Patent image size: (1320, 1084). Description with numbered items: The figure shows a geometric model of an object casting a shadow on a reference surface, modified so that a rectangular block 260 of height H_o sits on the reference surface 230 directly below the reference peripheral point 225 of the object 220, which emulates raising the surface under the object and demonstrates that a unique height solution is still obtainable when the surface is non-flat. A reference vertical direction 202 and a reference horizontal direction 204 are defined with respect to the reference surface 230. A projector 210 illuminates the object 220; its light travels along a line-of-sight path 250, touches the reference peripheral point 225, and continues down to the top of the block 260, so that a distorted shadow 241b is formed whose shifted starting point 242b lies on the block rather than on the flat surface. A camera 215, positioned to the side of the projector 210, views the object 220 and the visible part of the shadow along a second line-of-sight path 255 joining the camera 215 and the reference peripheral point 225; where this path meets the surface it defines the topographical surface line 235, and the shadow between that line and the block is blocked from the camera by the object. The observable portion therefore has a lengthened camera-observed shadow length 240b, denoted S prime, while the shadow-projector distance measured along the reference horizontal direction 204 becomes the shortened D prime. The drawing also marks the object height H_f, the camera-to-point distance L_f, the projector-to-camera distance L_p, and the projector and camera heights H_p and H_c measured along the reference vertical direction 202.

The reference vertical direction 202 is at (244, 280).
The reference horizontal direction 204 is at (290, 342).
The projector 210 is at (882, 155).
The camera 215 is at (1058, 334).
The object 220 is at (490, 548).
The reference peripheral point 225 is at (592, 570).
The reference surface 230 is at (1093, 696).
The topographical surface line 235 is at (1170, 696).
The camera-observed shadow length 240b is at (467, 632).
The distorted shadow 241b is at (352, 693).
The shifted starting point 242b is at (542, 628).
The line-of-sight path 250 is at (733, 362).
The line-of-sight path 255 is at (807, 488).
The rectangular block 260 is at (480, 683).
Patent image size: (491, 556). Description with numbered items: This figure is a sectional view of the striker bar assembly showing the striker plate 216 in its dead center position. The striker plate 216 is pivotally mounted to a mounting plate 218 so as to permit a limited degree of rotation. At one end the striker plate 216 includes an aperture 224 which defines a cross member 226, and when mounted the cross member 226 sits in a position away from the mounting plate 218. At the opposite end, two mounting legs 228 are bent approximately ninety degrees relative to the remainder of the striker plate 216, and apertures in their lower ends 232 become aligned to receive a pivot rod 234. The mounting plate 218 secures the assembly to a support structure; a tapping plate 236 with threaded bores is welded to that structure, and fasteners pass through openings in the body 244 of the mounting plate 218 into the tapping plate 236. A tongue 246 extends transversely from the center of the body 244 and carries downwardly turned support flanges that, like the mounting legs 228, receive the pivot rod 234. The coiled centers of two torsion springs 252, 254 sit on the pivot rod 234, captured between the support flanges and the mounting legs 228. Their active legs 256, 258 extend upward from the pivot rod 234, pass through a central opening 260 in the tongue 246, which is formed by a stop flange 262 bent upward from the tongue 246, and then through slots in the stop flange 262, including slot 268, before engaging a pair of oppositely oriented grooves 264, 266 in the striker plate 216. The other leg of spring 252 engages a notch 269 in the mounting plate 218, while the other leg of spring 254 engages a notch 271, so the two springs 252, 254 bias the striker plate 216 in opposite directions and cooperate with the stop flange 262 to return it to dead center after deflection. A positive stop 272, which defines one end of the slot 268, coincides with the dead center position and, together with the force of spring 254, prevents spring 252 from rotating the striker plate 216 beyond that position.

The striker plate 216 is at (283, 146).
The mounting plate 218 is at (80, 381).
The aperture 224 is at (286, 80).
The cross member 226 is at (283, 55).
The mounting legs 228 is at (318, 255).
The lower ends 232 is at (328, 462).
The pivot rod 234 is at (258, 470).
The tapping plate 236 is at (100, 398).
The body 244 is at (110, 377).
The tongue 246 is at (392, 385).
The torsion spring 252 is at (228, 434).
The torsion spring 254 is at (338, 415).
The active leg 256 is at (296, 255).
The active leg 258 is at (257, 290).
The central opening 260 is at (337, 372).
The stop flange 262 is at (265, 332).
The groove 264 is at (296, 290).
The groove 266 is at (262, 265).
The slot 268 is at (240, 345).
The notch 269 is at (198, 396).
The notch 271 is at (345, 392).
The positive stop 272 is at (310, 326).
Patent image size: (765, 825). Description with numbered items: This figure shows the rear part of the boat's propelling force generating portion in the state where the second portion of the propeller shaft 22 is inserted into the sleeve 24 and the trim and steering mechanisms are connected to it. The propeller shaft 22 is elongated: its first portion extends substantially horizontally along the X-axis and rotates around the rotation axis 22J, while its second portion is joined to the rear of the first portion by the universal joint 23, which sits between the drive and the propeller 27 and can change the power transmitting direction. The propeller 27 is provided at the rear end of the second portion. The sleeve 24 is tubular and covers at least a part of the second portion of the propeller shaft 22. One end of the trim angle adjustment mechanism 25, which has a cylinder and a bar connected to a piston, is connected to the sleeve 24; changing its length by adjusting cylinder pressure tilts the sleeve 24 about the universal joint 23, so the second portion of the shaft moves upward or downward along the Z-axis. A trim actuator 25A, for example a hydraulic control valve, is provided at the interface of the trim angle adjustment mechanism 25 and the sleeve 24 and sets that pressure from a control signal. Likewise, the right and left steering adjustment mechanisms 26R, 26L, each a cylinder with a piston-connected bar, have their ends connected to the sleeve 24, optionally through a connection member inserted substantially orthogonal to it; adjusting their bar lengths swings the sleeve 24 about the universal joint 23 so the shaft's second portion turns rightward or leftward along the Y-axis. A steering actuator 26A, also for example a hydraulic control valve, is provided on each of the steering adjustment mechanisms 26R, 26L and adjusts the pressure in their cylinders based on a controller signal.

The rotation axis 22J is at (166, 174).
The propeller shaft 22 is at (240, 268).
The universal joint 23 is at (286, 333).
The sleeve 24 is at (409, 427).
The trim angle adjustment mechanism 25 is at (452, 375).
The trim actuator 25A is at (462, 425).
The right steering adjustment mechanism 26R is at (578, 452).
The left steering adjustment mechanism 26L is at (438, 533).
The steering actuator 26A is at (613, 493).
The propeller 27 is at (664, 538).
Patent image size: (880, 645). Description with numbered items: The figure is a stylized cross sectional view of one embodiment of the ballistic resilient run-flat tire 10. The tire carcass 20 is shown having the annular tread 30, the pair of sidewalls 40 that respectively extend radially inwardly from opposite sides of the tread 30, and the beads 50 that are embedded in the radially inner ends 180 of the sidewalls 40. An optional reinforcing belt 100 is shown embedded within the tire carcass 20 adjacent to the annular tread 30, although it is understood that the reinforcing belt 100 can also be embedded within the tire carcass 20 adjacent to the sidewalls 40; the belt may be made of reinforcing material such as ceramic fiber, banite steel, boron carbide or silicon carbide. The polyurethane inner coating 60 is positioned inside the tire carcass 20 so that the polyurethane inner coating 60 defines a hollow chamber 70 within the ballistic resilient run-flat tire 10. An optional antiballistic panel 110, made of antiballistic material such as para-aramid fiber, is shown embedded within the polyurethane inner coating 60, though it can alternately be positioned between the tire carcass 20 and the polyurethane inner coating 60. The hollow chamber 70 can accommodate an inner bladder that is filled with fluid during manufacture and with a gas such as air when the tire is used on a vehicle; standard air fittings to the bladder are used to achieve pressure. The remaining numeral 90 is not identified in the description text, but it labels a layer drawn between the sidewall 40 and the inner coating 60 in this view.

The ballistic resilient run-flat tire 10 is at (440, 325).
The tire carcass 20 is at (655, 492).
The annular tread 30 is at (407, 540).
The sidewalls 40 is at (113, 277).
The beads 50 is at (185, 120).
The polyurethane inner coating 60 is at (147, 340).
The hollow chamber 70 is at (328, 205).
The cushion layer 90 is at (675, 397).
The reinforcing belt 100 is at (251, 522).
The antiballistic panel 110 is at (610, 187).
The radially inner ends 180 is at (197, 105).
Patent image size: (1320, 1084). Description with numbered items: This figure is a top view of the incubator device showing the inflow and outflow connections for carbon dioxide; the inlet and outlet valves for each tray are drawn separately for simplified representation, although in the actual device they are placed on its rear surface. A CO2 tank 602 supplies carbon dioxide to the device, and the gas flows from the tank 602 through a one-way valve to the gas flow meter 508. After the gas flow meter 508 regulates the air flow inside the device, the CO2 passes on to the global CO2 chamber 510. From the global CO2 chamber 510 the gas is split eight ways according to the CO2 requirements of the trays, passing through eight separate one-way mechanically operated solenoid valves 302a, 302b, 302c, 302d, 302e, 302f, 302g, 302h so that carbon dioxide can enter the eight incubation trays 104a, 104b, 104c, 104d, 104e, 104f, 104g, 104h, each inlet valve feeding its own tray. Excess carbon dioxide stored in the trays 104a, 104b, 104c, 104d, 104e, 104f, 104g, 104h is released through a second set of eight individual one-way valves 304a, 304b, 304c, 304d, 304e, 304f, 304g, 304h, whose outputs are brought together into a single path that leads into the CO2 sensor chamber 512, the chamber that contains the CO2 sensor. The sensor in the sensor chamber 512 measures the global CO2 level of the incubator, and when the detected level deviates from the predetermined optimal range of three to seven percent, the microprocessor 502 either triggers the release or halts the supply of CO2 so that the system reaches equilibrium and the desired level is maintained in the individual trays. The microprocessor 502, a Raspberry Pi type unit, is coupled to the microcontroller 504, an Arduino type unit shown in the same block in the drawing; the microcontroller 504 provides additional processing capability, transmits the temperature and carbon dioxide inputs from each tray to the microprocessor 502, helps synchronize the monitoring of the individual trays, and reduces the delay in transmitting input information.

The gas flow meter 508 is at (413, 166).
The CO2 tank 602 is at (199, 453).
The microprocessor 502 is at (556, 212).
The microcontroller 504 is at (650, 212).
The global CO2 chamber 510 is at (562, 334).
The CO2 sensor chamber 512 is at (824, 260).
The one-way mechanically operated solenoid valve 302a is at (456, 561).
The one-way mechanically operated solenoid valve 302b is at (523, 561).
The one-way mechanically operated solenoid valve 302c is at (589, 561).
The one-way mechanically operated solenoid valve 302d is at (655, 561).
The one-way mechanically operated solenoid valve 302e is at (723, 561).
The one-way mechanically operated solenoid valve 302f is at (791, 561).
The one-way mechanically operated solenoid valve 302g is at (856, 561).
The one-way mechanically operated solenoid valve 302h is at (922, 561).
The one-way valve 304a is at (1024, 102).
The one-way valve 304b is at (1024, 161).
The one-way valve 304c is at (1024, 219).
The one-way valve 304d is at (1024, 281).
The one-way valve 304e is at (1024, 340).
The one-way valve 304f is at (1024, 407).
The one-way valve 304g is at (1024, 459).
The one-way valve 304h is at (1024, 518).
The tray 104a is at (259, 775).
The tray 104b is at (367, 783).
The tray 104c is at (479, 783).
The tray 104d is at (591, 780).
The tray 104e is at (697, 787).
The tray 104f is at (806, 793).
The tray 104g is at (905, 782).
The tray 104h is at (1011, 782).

• **Aim**: Transcribe every line above, from the very first one down to and including the line that contains "The projector 210 is at (882, 155).".

• **Correct answer**:
Patent image size: (1320, 1084). Description with numbered items: The figure shows a geometric model of an object casting a shadow on a reference surface, modified so that a rectangular block 260 of height H_o sits on the reference surface 230 directly below the reference peripheral point 225 of the object 220, which emulates raising the surface under the object and demonstrates that a unique height solution is still obtainable when the surface is non-flat. A reference vertical direction 202 and a reference horizontal direction 204 are defined with respect to the reference surface 230. A projector 210 illuminates the object 220; its light travels along a line-of-sight path 250, touches the reference peripheral point 225, and continues down to the top of the block 260, so that a distorted shadow 241b is formed whose shifted starting point 242b lies on the block rather than on the flat surface. A camera 215, positioned to the side of the projector 210, views the object 220 and the visible part of the shadow along a second line-of-sight path 255 joining the camera 215 and the reference peripheral point 225; where this path meets the surface it defines the topographical surface line 235, and the shadow between that line and the block is blocked from the camera by the object. The observable portion therefore has a lengthened camera-observed shadow length 240b, denoted S prime, while the shadow-projector distance measured along the reference horizontal direction 204 becomes the shortened D prime. The drawing also marks the object height H_f, the camera-to-point distance L_f, the projector-to-camera distance L_p, and the projector and camera heights H_p and H_c measured along the reference vertical direction 202.

The reference vertical direction 202 is at (244, 280).
The reference horizontal direction 204 is at (290, 342).
The projector 210 is at (882, 155).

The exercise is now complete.